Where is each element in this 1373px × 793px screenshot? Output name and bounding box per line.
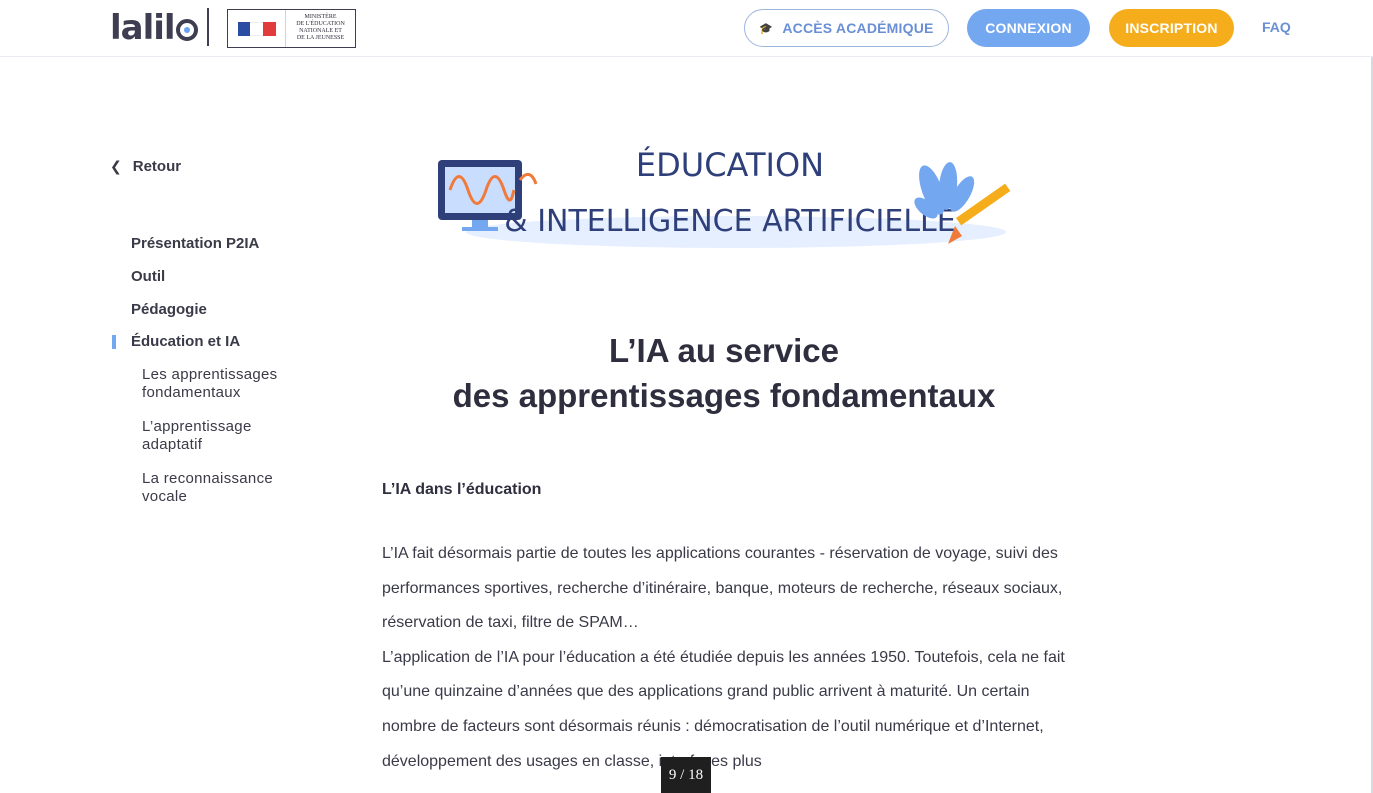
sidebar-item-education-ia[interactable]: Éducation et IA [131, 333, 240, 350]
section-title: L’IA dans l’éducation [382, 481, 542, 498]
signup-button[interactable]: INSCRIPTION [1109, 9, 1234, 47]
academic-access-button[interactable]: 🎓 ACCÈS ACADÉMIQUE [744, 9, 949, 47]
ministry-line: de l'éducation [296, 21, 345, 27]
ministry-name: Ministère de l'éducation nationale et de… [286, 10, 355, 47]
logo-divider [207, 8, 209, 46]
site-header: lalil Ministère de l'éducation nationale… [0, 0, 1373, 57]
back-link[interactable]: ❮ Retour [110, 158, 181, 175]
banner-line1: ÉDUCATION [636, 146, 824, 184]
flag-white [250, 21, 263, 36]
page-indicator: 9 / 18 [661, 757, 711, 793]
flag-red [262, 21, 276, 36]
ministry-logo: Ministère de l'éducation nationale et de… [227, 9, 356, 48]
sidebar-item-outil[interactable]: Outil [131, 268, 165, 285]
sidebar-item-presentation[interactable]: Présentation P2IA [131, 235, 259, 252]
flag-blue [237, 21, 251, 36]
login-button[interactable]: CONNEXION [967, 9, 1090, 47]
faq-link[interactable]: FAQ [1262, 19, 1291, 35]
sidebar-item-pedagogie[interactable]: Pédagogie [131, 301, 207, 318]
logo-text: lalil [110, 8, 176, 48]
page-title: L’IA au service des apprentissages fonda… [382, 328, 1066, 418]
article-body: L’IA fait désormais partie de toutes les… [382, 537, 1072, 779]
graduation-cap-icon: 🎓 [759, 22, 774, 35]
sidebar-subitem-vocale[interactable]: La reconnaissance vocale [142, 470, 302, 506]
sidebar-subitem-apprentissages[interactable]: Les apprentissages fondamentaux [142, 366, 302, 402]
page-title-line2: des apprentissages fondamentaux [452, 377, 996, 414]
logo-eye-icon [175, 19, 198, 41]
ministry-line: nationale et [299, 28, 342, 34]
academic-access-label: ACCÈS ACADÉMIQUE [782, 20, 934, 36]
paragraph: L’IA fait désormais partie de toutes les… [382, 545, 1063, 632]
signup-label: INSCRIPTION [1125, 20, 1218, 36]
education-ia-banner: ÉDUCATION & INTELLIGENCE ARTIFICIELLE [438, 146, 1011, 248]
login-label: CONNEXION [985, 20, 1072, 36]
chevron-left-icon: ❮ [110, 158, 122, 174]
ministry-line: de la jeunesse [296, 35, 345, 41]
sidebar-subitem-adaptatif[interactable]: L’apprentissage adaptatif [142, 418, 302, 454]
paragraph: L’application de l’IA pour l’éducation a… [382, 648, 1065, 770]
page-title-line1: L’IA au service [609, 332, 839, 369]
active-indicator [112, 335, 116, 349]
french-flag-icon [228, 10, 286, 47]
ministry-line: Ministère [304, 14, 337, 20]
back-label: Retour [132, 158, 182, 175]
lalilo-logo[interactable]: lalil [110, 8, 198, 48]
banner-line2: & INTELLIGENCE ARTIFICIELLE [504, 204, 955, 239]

━━━━━━━━━━━━━━━━━━━━━━━━━━━━━━

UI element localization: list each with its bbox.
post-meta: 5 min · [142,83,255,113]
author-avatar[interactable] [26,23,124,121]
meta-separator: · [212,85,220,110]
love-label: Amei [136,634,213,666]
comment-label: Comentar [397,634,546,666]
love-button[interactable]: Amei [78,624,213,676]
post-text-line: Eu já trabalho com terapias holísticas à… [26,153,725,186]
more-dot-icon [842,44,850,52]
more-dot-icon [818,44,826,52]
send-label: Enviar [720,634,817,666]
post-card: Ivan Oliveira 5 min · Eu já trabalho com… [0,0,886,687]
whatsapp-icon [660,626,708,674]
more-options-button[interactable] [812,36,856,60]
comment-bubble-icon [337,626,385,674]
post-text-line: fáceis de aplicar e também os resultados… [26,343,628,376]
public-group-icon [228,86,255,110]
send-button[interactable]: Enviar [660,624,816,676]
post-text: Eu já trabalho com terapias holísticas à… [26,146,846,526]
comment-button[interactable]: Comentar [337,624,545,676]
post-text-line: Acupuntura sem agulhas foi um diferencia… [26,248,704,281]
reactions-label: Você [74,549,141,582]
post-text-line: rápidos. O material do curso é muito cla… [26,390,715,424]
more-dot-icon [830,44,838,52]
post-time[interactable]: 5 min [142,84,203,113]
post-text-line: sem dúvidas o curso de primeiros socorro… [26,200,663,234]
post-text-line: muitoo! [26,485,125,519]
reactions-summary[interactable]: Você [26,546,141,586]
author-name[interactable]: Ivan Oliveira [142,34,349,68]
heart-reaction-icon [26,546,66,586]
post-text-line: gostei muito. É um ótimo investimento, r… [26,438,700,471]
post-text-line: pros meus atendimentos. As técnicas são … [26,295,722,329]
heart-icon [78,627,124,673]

━━━━━━━━━━━━━━━━━━━━━━━━━━━━━━

Format the listing lines from the one containing "sidebar-item-education-ia[interactable]: Éducation et" through the one containing "ministry-line: de l'éducation", inclusive, as a JSON list of strings with one string per line and blank lines omitted.

[
  "sidebar-item-education-ia[interactable]: Éducation et IA [131, 333, 240, 350]",
  "section-title: L’IA dans l’éducation [382, 481, 542, 498]",
  "signup-button[interactable]: INSCRIPTION [1109, 9, 1234, 47]",
  "academic-access-button[interactable]: 🎓 ACCÈS ACADÉMIQUE [744, 9, 949, 47]",
  "ministry-line: de l'éducation [296, 21, 345, 27]"
]